## Records for processing:

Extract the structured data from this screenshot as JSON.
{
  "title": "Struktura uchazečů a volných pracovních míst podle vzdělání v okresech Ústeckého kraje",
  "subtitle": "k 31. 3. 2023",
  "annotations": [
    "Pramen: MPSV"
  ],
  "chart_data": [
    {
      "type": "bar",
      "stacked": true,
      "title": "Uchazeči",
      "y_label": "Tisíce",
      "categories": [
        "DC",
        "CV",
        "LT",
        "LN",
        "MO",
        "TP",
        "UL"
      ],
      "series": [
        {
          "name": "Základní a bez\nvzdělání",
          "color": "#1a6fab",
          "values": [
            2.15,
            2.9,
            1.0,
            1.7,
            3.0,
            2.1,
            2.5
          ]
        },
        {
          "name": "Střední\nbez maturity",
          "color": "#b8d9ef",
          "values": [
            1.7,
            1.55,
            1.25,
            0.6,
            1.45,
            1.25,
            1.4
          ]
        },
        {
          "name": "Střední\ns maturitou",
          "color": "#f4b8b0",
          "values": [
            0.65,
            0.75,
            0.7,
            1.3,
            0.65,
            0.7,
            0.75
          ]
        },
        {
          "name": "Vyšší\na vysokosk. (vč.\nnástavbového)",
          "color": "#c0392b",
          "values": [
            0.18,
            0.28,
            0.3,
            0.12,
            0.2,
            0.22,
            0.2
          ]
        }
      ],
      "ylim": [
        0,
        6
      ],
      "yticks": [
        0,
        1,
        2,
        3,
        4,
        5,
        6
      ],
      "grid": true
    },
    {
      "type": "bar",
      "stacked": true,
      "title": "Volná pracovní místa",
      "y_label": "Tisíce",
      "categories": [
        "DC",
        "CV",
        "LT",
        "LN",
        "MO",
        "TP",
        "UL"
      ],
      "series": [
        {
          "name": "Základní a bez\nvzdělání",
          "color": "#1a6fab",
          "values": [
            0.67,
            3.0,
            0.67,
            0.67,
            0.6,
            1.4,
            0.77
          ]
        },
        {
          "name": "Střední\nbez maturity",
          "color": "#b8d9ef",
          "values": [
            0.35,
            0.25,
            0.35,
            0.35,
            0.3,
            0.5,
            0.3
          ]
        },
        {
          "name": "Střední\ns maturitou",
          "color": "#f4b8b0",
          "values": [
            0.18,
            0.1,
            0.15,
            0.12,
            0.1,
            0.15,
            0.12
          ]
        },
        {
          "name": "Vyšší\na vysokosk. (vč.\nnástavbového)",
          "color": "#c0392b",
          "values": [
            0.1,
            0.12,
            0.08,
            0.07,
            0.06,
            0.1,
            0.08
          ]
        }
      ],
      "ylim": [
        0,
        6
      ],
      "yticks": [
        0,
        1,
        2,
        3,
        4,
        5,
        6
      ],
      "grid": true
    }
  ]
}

## Task brief:
Would you copy out each line exactly as written?

## Finished exercise:
Extract the structured data from this screenshot as JSON.
{
  "title": "Struktura uchazečů a volných pracovních míst podle vzdělání v okresech Ústeckého kraje",
  "subtitle": "k 31. 3. 2023",
  "annotations": [
    "Pramen: MPSV"
  ],
  "chart_data": [
    {
      "type": "bar",
      "stacked": true,
      "title": "Uchazeči",
      "y_label": "Tisíce",
      "categories": [
        "DC",
        "CV",
        "LT",
        "LN",
        "MO",
        "TP",
        "UL"
      ],
      "series": [
        {
          "name": "Základní a bez\nvzdělání",
          "color": "#1a6fab",
          "values": [
            2.15,
            2.9,
            1.0,
            1.7,
            3.0,
            2.1,
            2.5
          ]
        },
        {
          "name": "Střední\nbez maturity",
          "color": "#b8d9ef",
          "values": [
            1.7,
            1.55,
            1.25,
            0.6,
            1.45,
            1.25,
            1.4
          ]
        },
        {
          "name": "Střední\ns maturitou",
          "color": "#f4b8b0",
          "values": [
            0.65,
            0.75,
            0.7,
            1.3,
            0.65,
            0.7,
            0.75
          ]
        },
        {
          "name": "Vyšší\na vysokosk. (vč.\nnástavbového)",
          "color": "#c0392b",
          "values": [
            0.18,
            0.28,
            0.3,
            0.12,
            0.2,
            0.22,
            0.2
          ]
        }
      ],
      "ylim": [
        0,
        6
      ],
      "yticks": [
        0,
        1,
        2,
        3,
        4,
        5,
        6
      ],
      "grid": true
    },
    {
      "type": "bar",
      "stacked": true,
      "title": "Volná pracovní místa",
      "y_label": "Tisíce",
      "categories": [
        "DC",
        "CV",
        "LT",
        "LN",
        "MO",
        "TP",
        "UL"
      ],
      "series": [
        {
          "name": "Základní a bez\nvzdělání",
          "color": "#1a6fab",
          "values": [
            0.67,
            3.0,
            0.67,
            0.67,
            0.6,
            1.4,
            0.77
          ]
        },
        {
          "name": "Střední\nbez maturity",
          "color": "#b8d9ef",
          "values": [
            0.35,
            0.25,
            0.35,
            0.35,
            0.3,
            0.5,
            0.3
          ]
        },
        {
          "name": "Střední\ns maturitou",
          "color": "#f4b8b0",
          "values": [
            0.18,
            0.1,
            0.15,
            0.12,
            0.1,
            0.15,
            0.12
          ]
        },
        {
          "name": "Vyšší\na vysokosk. (vč.\nnástavbového)",
          "color": "#c0392b",
          "values": [
            0.1,
            0.12,
            0.08,
            0.07,
            0.06,
            0.1,
            0.08
          ]
        }
      ],
      "ylim": [
        0,
        6
      ],
      "yticks": [
        0,
        1,
        2,
        3,
        4,
        5,
        6
      ],
      "grid": true
    }
  ]
}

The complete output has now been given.